Collection entries:
__________
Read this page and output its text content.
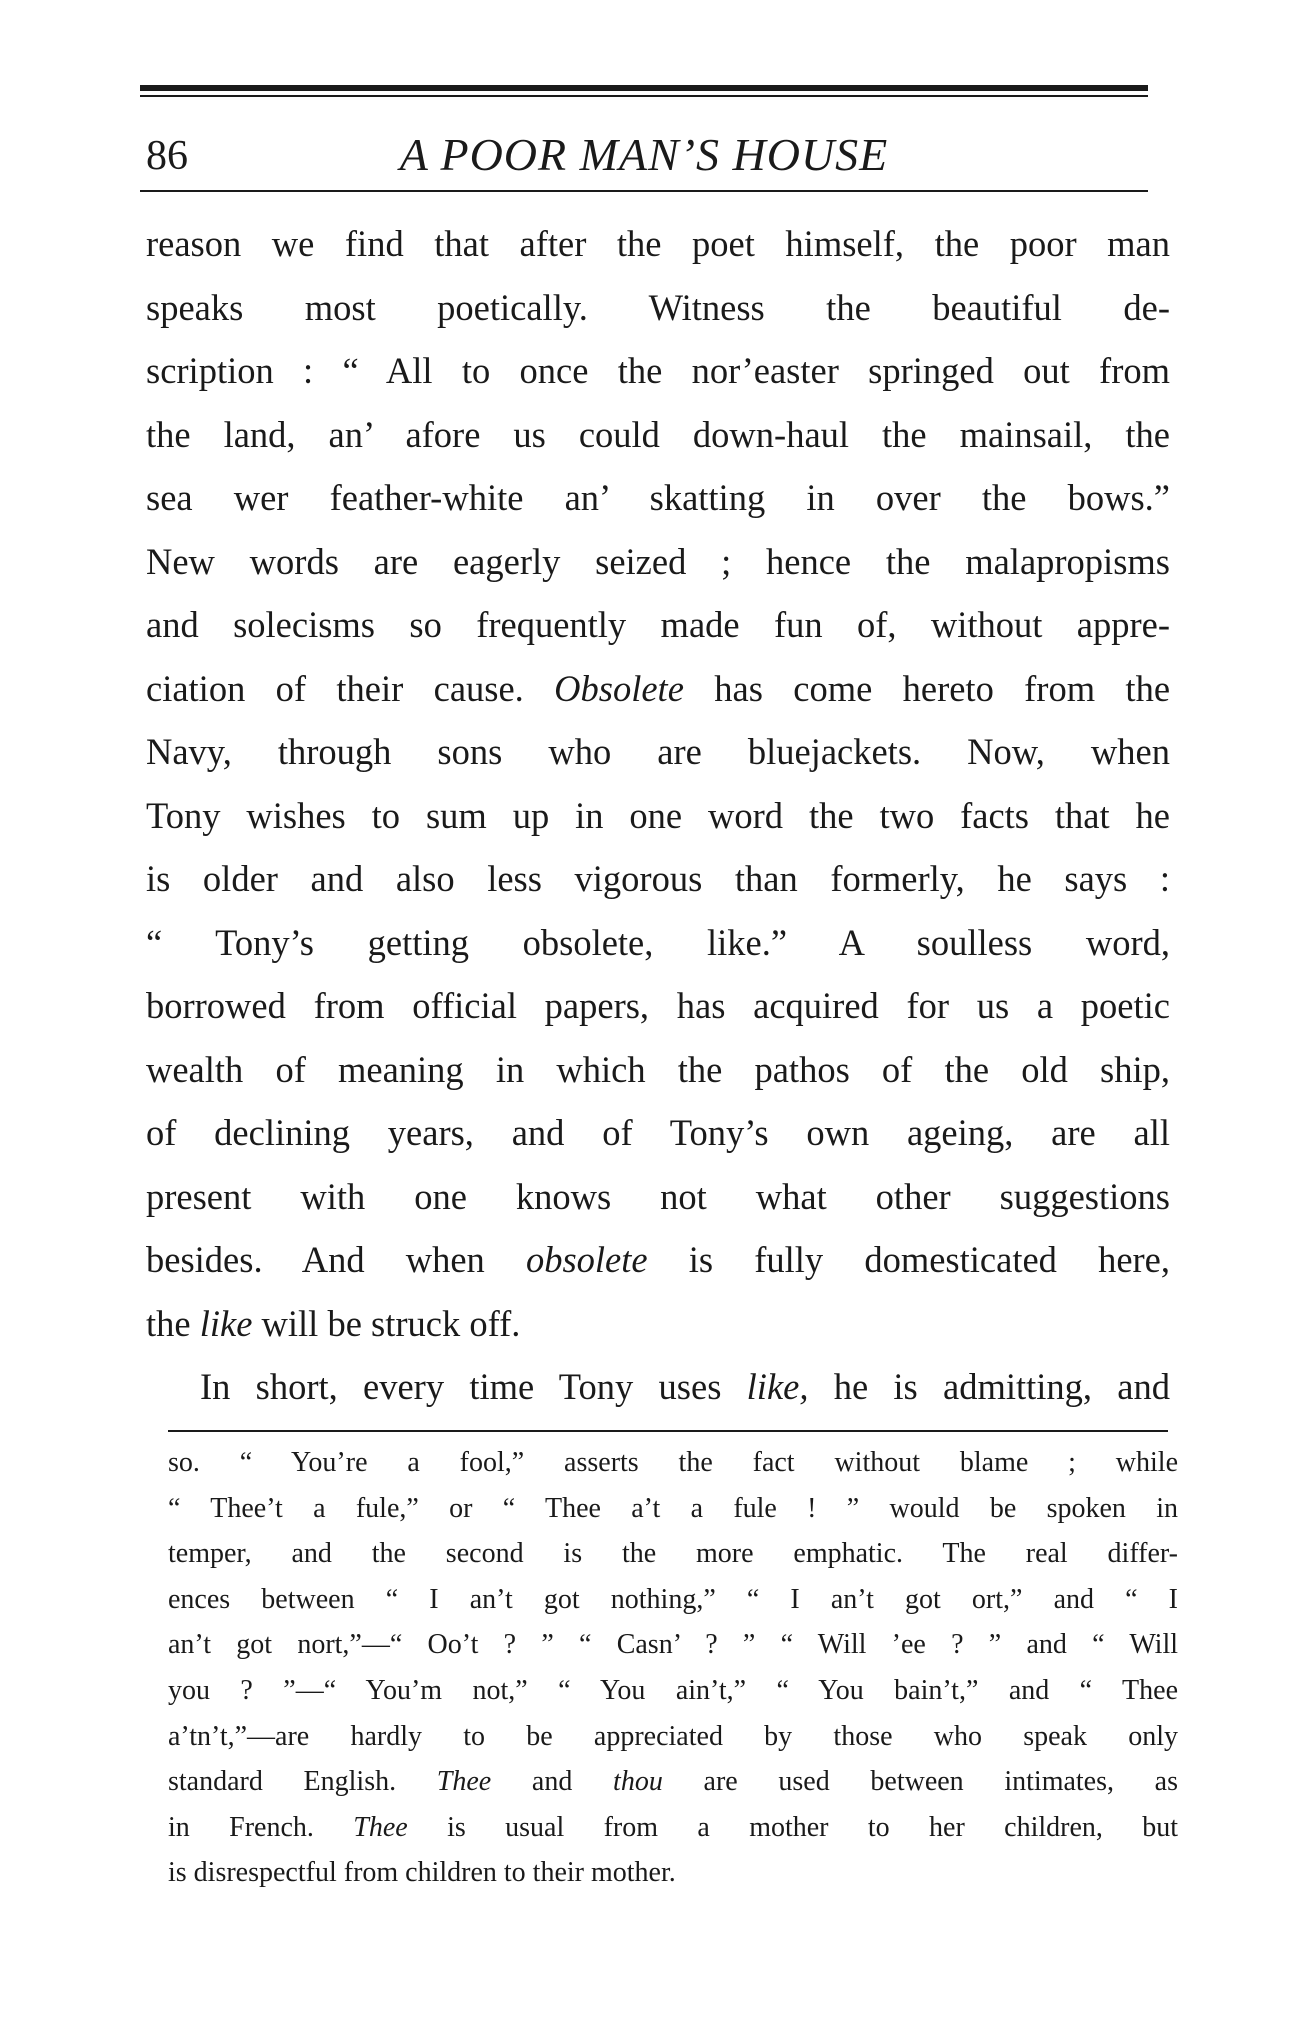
86	A POOR MAN’S HOUSE
reason we find that after the poet himself, the poor man
speaks most poetically. Witness the beautiful de-
scription : “ All to once the nor’easter springed out from
the land, an’ afore us could down-haul the mainsail, the
sea wer feather-white an’ skatting in over the bows.”
New words are eagerly seized ; hence the malapropisms
and solecisms so frequently made fun of, without appre-
ciation of their cause. Obsolete has come hereto from the
Navy, through sons who are bluejackets. Now, when
Tony wishes to sum up in one word the two facts that he
is older and also less vigorous than formerly, he says :
“ Tony’s getting obsolete, like.” A soulless word,
borrowed from official papers, has acquired for us a poetic
wealth of meaning in which the pathos of the old ship,
of declining years, and of Tony’s own ageing, are all
present with one knows not what other suggestions
besides. And when obsolete is fully domesticated here,
the like will be struck off.
In short, every time Tony uses like, he is admitting, and
so. “ You’re a fool,” asserts the fact without blame ; while
“ Thee’t a fule,” or “ Thee a’t a fule ! ” would be spoken in
temper, and the second is the more emphatic. The real differ-
ences between “ I an’t got nothing,” “ I an’t got ort,” and “ I
an’t got nort,”—“ Oo’t ? ” “ Casn’ ? ” “ Will ’ee ? ” and “ Will
you ? ”—“ You’m not,” “ You ain’t,” “ You bain’t,” and “ Thee
a’tn’t,”—are hardly to be appreciated by those who speak only
standard English. Thee and thou are used between intimates, as
in French. Thee is usual from a mother to her children, but
is disrespectful from children to their mother.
__________
EXERCISE DESCRIPTION: Write out the listing above again, exactly, but with no pictures in the copy.

ANSWER TO THE EXERCISE:
Read this page and output its text content.
86	A POOR MAN’S HOUSE
reason we find that after the poet himself, the poor man
speaks most poetically. Witness the beautiful de-
scription : “ All to once the nor’easter springed out from
the land, an’ afore us could down-haul the mainsail, the
sea wer feather-white an’ skatting in over the bows.”
New words are eagerly seized ; hence the malapropisms
and solecisms so frequently made fun of, without appre-
ciation of their cause. Obsolete has come hereto from the
Navy, through sons who are bluejackets. Now, when
Tony wishes to sum up in one word the two facts that he
is older and also less vigorous than formerly, he says :
“ Tony’s getting obsolete, like.” A soulless word,
borrowed from official papers, has acquired for us a poetic
wealth of meaning in which the pathos of the old ship,
of declining years, and of Tony’s own ageing, are all
present with one knows not what other suggestions
besides. And when obsolete is fully domesticated here,
the like will be struck off.
In short, every time Tony uses like, he is admitting, and
so. “ You’re a fool,” asserts the fact without blame ; while
“ Thee’t a fule,” or “ Thee a’t a fule ! ” would be spoken in
temper, and the second is the more emphatic. The real differ-
ences between “ I an’t got nothing,” “ I an’t got ort,” and “ I
an’t got nort,”—“ Oo’t ? ” “ Casn’ ? ” “ Will ’ee ? ” and “ Will
you ? ”—“ You’m not,” “ You ain’t,” “ You bain’t,” and “ Thee
a’tn’t,”—are hardly to be appreciated by those who speak only
standard English. Thee and thou are used between intimates, as
in French. Thee is usual from a mother to her children, but
is disrespectful from children to their mother.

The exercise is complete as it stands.